Collected data
++++++++++

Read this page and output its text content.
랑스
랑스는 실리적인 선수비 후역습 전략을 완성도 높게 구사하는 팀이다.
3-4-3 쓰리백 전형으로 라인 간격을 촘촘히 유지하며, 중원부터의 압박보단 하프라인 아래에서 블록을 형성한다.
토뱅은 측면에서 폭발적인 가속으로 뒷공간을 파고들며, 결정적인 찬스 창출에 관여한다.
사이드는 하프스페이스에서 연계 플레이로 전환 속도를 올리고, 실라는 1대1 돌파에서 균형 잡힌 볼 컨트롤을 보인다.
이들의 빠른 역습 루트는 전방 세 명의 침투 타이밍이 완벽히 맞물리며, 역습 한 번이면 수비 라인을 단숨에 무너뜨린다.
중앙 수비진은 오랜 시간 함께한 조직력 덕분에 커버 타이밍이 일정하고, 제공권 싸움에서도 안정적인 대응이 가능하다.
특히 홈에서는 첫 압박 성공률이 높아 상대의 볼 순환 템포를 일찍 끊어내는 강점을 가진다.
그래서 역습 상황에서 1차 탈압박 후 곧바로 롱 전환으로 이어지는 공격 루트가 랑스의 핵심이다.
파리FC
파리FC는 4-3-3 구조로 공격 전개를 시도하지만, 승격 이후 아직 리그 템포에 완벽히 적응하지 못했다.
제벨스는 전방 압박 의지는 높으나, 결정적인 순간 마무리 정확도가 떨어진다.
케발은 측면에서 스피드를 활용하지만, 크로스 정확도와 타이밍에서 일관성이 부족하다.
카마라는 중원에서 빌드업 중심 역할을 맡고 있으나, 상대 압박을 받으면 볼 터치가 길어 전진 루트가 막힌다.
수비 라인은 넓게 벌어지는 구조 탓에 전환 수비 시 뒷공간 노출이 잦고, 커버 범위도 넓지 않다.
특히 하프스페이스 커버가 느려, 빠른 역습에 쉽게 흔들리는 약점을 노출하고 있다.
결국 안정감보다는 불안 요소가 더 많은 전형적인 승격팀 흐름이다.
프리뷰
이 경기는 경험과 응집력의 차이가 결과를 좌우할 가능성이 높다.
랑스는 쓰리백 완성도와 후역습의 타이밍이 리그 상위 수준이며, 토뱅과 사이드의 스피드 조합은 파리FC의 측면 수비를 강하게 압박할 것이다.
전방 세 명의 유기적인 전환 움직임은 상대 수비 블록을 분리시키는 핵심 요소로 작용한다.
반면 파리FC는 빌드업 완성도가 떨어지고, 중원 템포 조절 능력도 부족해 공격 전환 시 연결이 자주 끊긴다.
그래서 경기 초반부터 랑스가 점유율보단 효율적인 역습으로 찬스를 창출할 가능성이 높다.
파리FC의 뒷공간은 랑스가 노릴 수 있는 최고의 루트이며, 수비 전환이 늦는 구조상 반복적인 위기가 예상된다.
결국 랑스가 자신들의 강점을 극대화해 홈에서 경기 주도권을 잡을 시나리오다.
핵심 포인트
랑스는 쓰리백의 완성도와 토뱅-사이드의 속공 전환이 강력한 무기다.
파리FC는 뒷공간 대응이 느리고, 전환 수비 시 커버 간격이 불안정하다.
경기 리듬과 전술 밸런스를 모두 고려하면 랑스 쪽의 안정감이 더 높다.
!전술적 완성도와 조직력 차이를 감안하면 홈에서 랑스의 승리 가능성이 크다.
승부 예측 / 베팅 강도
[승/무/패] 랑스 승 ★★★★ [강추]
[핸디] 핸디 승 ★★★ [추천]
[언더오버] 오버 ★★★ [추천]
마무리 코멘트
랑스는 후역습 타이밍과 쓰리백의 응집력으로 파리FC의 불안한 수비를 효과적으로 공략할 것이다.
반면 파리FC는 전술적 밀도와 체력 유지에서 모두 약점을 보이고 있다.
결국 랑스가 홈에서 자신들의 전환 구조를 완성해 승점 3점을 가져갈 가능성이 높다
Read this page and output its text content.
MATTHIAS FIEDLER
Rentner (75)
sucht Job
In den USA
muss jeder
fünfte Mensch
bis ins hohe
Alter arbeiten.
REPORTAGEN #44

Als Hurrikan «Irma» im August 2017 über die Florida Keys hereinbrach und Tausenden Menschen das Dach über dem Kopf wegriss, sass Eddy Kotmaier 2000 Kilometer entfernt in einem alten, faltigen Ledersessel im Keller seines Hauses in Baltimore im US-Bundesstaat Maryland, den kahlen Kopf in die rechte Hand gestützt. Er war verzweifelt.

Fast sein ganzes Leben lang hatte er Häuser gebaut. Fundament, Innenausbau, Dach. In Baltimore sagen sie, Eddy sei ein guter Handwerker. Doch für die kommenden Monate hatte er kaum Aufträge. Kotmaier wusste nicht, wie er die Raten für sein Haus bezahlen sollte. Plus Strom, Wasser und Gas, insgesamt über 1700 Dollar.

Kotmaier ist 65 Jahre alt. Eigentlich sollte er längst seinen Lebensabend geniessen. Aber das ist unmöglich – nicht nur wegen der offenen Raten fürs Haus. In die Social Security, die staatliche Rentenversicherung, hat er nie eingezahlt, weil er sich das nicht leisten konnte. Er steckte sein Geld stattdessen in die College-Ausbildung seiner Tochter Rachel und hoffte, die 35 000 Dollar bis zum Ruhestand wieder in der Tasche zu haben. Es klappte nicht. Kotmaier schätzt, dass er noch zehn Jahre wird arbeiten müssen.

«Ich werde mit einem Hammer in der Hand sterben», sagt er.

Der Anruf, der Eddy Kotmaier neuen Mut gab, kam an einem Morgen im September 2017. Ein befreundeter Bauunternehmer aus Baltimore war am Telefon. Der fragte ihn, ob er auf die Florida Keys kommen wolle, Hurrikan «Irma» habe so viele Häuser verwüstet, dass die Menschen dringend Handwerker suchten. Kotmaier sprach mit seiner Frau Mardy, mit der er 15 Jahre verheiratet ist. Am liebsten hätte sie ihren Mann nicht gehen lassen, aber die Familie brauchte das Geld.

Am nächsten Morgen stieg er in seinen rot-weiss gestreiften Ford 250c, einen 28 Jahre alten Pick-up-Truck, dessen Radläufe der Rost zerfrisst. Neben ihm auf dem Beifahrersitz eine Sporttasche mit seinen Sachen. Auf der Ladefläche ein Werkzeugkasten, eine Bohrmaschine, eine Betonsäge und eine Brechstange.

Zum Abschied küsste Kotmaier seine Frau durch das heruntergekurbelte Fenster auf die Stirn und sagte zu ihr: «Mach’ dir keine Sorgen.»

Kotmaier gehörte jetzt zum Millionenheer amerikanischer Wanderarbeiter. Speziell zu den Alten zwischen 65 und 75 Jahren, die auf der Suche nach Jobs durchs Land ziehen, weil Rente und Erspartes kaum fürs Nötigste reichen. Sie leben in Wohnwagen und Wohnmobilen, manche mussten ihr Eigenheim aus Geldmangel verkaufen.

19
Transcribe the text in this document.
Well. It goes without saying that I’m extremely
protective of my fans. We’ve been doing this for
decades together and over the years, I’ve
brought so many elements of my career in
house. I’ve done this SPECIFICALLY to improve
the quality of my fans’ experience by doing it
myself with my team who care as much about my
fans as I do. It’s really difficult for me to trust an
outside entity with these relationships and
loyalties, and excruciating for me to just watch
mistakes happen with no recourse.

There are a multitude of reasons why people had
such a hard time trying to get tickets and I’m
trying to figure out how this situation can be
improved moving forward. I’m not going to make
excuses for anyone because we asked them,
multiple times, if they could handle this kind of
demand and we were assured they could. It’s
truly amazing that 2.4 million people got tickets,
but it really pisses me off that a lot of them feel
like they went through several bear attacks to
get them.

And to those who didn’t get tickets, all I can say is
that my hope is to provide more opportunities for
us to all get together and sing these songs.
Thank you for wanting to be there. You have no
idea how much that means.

++++++++++

### REQUIREMENTS
Check each line of the records for the word "sollte", and show the lines that contain it.

### THE REPLY
Fast sein ganzes Leben lang hatte er Häuser gebaut. Fundament, Innenausbau, Dach. In Baltimore sagen sie, Eddy sei ein guter Handwerker. Doch für die kommenden Monate hatte er kaum Aufträge. Kotmaier wusste nicht, wie er die Raten für sein Haus bezahlen sollte. Plus Strom, Wasser und Gas, insgesamt über 1700 Dollar.
Kotmaier ist 65 Jahre alt. Eigentlich sollte er längst seinen Lebensabend geniessen. Aber das ist unmöglich – nicht nur wegen der offenen Raten fürs Haus. In die Social Security, die staatliche Rentenversicherung, hat er nie eingezahlt, weil er sich das nicht leisten konnte. Er steckte sein Geld stattdessen in die College-Ausbildung seiner Tochter Rachel und hoffte, die 35 000 Dollar bis zum Ruhestand wieder in der Tasche zu haben. Es klappte nicht. Kotmaier schätzt, dass er noch zehn Jahre wird arbeiten müssen.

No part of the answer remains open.